EXERCISE BRIEF: Gather all lines in the data that hold the string "Pogoda".
______
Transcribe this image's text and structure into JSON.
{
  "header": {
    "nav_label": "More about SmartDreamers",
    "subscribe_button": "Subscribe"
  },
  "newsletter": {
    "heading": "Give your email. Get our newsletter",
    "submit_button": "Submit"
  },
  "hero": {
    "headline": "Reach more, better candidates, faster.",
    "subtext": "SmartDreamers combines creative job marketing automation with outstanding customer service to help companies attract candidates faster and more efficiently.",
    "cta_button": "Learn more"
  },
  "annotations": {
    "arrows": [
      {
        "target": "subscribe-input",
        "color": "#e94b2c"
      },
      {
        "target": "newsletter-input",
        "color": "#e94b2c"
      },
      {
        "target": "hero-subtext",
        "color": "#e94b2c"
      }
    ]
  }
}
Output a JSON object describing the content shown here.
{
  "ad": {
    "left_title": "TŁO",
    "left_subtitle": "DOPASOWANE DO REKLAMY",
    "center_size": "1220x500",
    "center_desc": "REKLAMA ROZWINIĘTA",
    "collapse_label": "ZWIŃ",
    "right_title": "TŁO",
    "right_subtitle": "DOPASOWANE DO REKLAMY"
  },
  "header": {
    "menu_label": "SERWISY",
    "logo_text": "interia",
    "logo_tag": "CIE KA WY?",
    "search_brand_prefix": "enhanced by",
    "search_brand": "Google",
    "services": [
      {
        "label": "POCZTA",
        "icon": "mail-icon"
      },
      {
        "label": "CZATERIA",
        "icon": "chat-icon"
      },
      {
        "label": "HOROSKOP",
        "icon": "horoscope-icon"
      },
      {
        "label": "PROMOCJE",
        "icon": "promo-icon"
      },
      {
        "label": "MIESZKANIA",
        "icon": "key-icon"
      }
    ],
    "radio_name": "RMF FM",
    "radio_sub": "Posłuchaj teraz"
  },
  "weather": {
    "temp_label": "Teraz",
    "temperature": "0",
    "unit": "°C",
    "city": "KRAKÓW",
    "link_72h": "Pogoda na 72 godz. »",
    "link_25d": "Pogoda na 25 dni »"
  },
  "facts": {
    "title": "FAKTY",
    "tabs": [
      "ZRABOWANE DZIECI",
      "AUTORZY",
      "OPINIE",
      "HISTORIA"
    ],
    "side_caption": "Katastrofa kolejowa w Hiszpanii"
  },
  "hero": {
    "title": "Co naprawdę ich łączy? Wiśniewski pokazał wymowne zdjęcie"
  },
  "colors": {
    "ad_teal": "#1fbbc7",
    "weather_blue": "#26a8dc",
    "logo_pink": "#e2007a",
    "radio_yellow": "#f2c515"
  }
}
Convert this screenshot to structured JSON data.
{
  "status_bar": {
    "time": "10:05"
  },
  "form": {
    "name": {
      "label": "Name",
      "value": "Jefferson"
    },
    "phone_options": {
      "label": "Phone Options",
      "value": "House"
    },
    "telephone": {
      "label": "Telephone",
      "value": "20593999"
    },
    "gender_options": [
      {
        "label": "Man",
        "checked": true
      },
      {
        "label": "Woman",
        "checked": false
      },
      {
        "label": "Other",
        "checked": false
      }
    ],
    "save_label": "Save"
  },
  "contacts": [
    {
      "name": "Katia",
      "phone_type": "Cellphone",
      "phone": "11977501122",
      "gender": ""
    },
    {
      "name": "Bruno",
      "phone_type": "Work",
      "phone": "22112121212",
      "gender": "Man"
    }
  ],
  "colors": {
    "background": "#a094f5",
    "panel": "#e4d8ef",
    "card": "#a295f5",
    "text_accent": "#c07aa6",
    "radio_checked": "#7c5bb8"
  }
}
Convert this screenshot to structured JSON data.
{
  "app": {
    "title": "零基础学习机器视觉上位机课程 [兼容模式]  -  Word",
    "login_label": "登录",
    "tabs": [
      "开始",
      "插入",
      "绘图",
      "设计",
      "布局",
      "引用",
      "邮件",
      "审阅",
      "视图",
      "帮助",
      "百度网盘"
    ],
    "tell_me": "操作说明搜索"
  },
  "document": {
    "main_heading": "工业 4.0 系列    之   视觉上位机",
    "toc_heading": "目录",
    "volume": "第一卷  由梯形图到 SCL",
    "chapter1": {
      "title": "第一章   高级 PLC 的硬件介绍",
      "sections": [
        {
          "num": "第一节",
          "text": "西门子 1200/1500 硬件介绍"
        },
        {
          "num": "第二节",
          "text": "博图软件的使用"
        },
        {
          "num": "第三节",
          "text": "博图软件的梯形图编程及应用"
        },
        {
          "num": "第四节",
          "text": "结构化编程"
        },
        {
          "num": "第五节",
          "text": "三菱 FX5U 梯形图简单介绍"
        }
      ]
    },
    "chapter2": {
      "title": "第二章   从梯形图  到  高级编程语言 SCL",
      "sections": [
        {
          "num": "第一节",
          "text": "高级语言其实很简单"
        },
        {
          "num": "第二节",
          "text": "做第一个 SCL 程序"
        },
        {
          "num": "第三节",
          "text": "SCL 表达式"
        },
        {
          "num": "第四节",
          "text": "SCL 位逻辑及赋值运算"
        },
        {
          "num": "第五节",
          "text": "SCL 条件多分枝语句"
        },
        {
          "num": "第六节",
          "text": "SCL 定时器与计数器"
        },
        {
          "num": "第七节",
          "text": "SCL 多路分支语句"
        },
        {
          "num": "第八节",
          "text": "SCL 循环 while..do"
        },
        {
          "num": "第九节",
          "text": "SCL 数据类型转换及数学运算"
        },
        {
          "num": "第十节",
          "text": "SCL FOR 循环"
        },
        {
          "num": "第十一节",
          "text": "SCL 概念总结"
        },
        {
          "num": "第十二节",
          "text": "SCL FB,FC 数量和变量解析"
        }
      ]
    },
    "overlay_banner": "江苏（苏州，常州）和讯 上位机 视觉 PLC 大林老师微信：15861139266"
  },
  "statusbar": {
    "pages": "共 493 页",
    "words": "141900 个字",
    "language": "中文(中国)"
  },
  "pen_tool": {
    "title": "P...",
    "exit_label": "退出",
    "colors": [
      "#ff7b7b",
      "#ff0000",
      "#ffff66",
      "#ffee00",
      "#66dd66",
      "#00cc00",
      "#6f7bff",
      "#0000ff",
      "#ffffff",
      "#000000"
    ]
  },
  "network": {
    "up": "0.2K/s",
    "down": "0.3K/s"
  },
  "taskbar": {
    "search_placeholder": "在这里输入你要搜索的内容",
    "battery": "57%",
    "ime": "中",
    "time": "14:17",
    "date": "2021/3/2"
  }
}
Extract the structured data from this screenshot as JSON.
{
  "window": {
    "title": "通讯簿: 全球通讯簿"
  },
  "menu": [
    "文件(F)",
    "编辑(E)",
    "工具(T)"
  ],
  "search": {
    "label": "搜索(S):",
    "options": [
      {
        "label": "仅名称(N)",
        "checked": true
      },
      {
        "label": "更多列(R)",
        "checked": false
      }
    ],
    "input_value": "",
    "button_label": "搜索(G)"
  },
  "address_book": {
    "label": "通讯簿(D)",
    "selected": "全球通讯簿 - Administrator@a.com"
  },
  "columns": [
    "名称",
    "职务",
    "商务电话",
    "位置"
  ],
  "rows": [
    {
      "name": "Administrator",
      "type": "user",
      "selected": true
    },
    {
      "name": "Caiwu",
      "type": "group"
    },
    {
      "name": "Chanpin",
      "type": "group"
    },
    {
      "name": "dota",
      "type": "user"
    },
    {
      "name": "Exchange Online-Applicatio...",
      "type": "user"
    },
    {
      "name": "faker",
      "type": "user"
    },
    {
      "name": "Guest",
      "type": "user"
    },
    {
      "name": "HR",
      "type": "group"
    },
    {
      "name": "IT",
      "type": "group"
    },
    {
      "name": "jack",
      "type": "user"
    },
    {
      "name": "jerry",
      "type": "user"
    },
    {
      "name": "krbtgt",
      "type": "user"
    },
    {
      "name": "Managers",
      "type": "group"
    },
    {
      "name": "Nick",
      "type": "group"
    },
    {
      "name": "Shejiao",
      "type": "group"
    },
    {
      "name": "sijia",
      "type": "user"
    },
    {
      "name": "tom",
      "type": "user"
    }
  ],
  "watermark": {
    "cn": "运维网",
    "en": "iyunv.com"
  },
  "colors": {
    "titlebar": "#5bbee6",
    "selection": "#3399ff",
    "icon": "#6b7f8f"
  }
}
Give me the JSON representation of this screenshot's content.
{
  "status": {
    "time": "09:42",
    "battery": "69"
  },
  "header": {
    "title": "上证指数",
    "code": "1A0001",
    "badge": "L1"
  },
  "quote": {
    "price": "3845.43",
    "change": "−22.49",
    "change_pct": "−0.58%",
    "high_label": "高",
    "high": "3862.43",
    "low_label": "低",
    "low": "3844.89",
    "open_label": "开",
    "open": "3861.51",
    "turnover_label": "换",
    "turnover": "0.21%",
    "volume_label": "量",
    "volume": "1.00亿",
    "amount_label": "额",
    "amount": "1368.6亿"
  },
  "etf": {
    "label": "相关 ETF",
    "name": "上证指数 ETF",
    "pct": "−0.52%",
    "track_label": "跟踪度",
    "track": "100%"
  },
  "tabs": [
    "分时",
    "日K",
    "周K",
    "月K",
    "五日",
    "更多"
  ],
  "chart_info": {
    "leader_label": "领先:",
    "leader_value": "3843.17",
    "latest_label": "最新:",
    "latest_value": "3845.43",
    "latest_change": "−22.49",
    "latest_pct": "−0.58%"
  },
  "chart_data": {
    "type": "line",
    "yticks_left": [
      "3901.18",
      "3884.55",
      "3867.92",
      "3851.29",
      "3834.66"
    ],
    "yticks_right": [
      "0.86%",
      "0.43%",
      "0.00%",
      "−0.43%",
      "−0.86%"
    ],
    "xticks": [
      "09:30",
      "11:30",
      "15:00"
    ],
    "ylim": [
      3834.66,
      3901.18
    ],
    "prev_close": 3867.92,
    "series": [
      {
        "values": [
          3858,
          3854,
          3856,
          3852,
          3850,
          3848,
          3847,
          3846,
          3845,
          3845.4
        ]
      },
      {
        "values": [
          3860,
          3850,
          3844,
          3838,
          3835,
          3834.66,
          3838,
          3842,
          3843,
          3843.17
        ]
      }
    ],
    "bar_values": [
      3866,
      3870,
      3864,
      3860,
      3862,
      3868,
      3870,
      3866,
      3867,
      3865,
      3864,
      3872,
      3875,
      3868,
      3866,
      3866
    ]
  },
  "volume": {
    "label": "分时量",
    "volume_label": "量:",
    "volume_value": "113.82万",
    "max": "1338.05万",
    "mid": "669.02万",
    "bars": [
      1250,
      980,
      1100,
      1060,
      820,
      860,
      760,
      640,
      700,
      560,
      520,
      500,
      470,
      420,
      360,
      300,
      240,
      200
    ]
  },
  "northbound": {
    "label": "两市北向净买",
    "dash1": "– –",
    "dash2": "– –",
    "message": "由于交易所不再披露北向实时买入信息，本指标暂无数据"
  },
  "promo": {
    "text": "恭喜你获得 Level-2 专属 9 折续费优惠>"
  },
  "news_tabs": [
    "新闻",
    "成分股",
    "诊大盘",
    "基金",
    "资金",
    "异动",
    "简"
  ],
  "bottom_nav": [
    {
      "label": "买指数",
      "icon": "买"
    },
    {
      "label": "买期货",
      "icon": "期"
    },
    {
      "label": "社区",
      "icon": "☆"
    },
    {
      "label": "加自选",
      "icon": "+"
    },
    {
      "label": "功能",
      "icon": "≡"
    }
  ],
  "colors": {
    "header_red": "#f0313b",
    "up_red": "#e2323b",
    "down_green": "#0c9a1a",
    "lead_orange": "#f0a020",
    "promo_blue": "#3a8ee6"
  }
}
______
ANSWER TO THIS PROBLEM:
    "link_72h": "Pogoda na 72 godz. »",
    "link_25d": "Pogoda na 25 dni »"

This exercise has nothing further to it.